→ **Written task**
Substitute "rhombus-marker" for "diamond-marker" wherever it occurs in the lines below, leaving everything else unchanged.
****************************************
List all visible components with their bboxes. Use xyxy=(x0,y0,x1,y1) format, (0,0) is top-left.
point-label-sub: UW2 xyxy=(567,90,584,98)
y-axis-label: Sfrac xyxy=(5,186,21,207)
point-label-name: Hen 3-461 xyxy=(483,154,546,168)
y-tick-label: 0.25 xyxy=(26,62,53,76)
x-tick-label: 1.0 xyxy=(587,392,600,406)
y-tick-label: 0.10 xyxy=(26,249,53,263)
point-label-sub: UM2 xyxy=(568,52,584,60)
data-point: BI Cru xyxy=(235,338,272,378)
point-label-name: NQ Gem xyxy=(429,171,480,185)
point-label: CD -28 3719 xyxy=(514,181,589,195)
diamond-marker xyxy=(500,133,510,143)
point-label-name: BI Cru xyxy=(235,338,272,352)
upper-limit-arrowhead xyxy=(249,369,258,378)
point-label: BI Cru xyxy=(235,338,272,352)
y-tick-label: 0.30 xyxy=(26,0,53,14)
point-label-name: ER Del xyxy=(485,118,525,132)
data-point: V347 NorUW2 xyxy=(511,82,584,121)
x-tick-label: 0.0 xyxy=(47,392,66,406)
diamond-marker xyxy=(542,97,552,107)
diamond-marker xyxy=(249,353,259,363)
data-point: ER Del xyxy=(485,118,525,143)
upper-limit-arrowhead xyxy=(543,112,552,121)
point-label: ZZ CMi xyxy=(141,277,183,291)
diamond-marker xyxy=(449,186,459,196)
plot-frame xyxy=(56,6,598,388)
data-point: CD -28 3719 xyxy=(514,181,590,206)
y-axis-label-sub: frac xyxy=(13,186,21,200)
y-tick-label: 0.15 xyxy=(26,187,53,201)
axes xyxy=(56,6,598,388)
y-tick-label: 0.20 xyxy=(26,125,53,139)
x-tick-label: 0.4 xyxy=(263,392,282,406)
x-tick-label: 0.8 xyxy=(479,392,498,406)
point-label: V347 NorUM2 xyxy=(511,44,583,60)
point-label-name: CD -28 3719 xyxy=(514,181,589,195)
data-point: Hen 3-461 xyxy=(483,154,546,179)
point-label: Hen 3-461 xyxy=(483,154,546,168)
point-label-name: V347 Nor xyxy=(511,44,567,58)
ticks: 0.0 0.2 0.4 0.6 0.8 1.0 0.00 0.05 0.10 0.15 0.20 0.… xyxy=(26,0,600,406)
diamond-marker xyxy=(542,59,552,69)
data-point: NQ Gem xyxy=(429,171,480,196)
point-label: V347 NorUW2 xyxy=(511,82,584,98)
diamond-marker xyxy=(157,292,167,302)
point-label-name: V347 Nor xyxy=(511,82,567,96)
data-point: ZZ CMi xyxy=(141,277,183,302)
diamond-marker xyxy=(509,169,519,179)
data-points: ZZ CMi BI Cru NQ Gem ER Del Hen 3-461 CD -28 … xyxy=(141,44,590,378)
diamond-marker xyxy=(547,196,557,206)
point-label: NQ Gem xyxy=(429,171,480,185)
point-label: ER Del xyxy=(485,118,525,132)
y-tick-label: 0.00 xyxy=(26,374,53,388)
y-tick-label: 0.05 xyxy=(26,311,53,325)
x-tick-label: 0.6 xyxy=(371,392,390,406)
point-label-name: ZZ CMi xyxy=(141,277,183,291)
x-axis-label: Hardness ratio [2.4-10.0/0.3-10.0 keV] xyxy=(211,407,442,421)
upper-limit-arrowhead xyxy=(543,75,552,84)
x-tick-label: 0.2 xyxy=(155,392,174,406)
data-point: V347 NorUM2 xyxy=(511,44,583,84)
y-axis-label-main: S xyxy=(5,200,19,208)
****************************************
→ **Right answer**
List all visible components with their bboxes. Use xyxy=(x0,y0,x1,y1) format, (0,0) is top-left.
point-label-sub: UW2 xyxy=(567,90,584,98)
y-axis-label: Sfrac xyxy=(5,186,21,207)
point-label-name: Hen 3-461 xyxy=(483,154,546,168)
y-tick-label: 0.25 xyxy=(26,62,53,76)
x-tick-label: 1.0 xyxy=(587,392,600,406)
y-tick-label: 0.10 xyxy=(26,249,53,263)
point-label-sub: UM2 xyxy=(568,52,584,60)
data-point: BI Cru xyxy=(235,338,272,378)
point-label-name: NQ Gem xyxy=(429,171,480,185)
point-label: CD -28 3719 xyxy=(514,181,589,195)
rhombus-marker xyxy=(500,133,510,143)
point-label-name: BI Cru xyxy=(235,338,272,352)
upper-limit-arrowhead xyxy=(249,369,258,378)
point-label: BI Cru xyxy=(235,338,272,352)
y-tick-label: 0.30 xyxy=(26,0,53,14)
point-label-name: ER Del xyxy=(485,118,525,132)
data-point: V347 NorUW2 xyxy=(511,82,584,121)
x-tick-label: 0.0 xyxy=(47,392,66,406)
rhombus-marker xyxy=(542,97,552,107)
rhombus-marker xyxy=(249,353,259,363)
data-point: ER Del xyxy=(485,118,525,143)
upper-limit-arrowhead xyxy=(543,112,552,121)
point-label: ZZ CMi xyxy=(141,277,183,291)
rhombus-marker xyxy=(449,186,459,196)
plot-frame xyxy=(56,6,598,388)
data-point: CD -28 3719 xyxy=(514,181,590,206)
y-axis-label-sub: frac xyxy=(13,186,21,200)
y-tick-label: 0.15 xyxy=(26,187,53,201)
axes xyxy=(56,6,598,388)
y-tick-label: 0.20 xyxy=(26,125,53,139)
x-tick-label: 0.4 xyxy=(263,392,282,406)
x-tick-label: 0.8 xyxy=(479,392,498,406)
point-label: V347 NorUM2 xyxy=(511,44,583,60)
point-label-name: CD -28 3719 xyxy=(514,181,589,195)
data-point: Hen 3-461 xyxy=(483,154,546,179)
point-label: Hen 3-461 xyxy=(483,154,546,168)
point-label-name: V347 Nor xyxy=(511,44,567,58)
ticks: 0.0 0.2 0.4 0.6 0.8 1.0 0.00 0.05 0.10 0.15 0.20 0.… xyxy=(26,0,600,406)
rhombus-marker xyxy=(542,59,552,69)
data-point: NQ Gem xyxy=(429,171,480,196)
point-label: V347 NorUW2 xyxy=(511,82,584,98)
rhombus-marker xyxy=(157,292,167,302)
point-label-name: V347 Nor xyxy=(511,82,567,96)
data-point: ZZ CMi xyxy=(141,277,183,302)
rhombus-marker xyxy=(509,169,519,179)
data-points: ZZ CMi BI Cru NQ Gem ER Del Hen 3-461 CD -28 … xyxy=(141,44,590,378)
rhombus-marker xyxy=(547,196,557,206)
point-label: NQ Gem xyxy=(429,171,480,185)
point-label: ER Del xyxy=(485,118,525,132)
y-tick-label: 0.00 xyxy=(26,374,53,388)
y-tick-label: 0.05 xyxy=(26,311,53,325)
x-tick-label: 0.6 xyxy=(371,392,390,406)
point-label-name: ZZ CMi xyxy=(141,277,183,291)
x-axis-label: Hardness ratio [2.4-10.0/0.3-10.0 keV] xyxy=(211,407,442,421)
upper-limit-arrowhead xyxy=(543,75,552,84)
x-tick-label: 0.2 xyxy=(155,392,174,406)
data-point: V347 NorUM2 xyxy=(511,44,583,84)
y-axis-label-main: S xyxy=(5,200,19,208)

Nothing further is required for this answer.